CHALLENGE:
Return the records in full, exactly as given.

— start RECORD LIST —

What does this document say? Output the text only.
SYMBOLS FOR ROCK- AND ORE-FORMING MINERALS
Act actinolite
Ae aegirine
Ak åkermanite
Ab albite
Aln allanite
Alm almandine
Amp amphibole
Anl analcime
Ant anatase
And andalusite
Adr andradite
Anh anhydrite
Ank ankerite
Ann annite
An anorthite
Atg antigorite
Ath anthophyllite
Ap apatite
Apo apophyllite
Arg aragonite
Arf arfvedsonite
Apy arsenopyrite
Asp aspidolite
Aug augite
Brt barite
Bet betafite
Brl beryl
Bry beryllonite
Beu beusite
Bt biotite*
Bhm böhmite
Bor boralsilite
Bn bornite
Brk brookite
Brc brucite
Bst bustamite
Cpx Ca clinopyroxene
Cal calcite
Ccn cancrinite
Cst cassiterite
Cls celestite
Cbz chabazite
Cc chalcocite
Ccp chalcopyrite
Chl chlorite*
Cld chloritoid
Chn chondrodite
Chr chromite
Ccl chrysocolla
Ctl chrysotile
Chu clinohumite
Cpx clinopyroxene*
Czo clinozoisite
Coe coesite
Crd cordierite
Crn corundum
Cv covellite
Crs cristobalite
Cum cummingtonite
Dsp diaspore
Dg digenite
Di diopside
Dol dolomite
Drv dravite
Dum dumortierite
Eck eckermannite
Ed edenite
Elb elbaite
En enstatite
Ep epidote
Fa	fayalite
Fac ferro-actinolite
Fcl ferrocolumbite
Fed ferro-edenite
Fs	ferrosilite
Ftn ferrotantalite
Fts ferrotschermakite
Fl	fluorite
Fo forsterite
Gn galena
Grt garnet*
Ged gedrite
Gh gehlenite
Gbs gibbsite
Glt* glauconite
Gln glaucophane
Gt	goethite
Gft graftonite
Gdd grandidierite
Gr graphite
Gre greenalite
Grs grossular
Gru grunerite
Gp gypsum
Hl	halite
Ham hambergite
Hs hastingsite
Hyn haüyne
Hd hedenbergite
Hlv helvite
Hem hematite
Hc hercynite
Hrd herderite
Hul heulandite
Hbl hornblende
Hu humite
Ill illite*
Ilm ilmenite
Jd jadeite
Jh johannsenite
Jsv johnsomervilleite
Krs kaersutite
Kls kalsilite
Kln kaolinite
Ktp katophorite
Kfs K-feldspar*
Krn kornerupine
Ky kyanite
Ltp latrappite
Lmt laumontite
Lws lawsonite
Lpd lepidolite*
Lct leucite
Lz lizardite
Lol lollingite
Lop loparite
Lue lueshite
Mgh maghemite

— end RECORD LIST —

OUTPUT:
What does this document say? Output the text only.
SYMBOLS FOR ROCK- AND ORE-FORMING MINERALS
Act actinolite
Ae aegirine
Ak åkermanite
Ab albite
Aln allanite
Alm almandine
Amp amphibole
Anl analcime
Ant anatase
And andalusite
Adr andradite
Anh anhydrite
Ank ankerite
Ann annite
An anorthite
Atg antigorite
Ath anthophyllite
Ap apatite
Apo apophyllite
Arg aragonite
Arf arfvedsonite
Apy arsenopyrite
Asp aspidolite
Aug augite
Brt barite
Bet betafite
Brl beryl
Bry beryllonite
Beu beusite
Bt biotite*
Bhm böhmite
Bor boralsilite
Bn bornite
Brk brookite
Brc brucite
Bst bustamite
Cpx Ca clinopyroxene
Cal calcite
Ccn cancrinite
Cst cassiterite
Cls celestite
Cbz chabazite
Cc chalcocite
Ccp chalcopyrite
Chl chlorite*
Cld chloritoid
Chn chondrodite
Chr chromite
Ccl chrysocolla
Ctl chrysotile
Chu clinohumite
Cpx clinopyroxene*
Czo clinozoisite
Coe coesite
Crd cordierite
Crn corundum
Cv covellite
Crs cristobalite
Cum cummingtonite
Dsp diaspore
Dg digenite
Di diopside
Dol dolomite
Drv dravite
Dum dumortierite
Eck eckermannite
Ed edenite
Elb elbaite
En enstatite
Ep epidote
Fa	fayalite
Fac ferro-actinolite
Fcl ferrocolumbite
Fed ferro-edenite
Fs	ferrosilite
Ftn ferrotantalite
Fts ferrotschermakite
Fl	fluorite
Fo forsterite
Gn galena
Grt garnet*
Ged gedrite
Gh gehlenite
Gbs gibbsite
Glt* glauconite
Gln glaucophane
Gt	goethite
Gft graftonite
Gdd grandidierite
Gr graphite
Gre greenalite
Grs grossular
Gru grunerite
Gp gypsum
Hl	halite
Ham hambergite
Hs hastingsite
Hyn haüyne
Hd hedenbergite
Hlv helvite
Hem hematite
Hc hercynite
Hrd herderite
Hul heulandite
Hbl hornblende
Hu humite
Ill illite*
Ilm ilmenite
Jd jadeite
Jh johannsenite
Jsv johnsomervilleite
Krs kaersutite
Kls kalsilite
Kln kaolinite
Ktp katophorite
Kfs K-feldspar*
Krn kornerupine
Ky kyanite
Ltp latrappite
Lmt laumontite
Lws lawsonite
Lpd lepidolite*
Lct leucite
Lz lizardite
Lol lollingite
Lop loparite
Lue lueshite
Mgh maghemite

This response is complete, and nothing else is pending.